- Required work
Write only the number of lines in the records beneath that hold "KUHPerdata".

- Records for this task
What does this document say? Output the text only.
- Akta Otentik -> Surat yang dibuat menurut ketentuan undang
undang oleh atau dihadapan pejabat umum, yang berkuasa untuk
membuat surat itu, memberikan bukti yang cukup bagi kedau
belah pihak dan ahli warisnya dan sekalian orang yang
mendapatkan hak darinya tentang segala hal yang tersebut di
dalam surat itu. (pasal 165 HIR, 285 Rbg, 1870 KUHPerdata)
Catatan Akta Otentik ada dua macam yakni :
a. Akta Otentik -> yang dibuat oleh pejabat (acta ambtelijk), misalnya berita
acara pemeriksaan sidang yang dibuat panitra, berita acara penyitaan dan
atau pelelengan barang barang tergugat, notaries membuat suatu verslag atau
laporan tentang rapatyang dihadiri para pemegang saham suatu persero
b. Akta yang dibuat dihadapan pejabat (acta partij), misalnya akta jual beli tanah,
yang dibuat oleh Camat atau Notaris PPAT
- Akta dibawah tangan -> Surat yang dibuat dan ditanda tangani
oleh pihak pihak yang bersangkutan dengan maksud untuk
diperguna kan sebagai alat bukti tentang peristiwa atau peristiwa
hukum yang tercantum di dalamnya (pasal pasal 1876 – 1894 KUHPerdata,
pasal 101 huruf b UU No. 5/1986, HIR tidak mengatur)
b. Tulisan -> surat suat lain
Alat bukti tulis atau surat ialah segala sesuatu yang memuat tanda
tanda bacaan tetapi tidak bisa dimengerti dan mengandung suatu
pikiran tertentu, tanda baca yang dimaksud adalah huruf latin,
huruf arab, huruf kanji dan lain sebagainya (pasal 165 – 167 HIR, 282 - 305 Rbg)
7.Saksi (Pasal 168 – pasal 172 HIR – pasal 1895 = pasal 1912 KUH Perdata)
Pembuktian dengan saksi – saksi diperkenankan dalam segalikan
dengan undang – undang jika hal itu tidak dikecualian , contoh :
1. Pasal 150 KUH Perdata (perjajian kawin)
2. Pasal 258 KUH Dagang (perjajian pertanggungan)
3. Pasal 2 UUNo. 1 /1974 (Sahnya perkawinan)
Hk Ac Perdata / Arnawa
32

- Finished task
2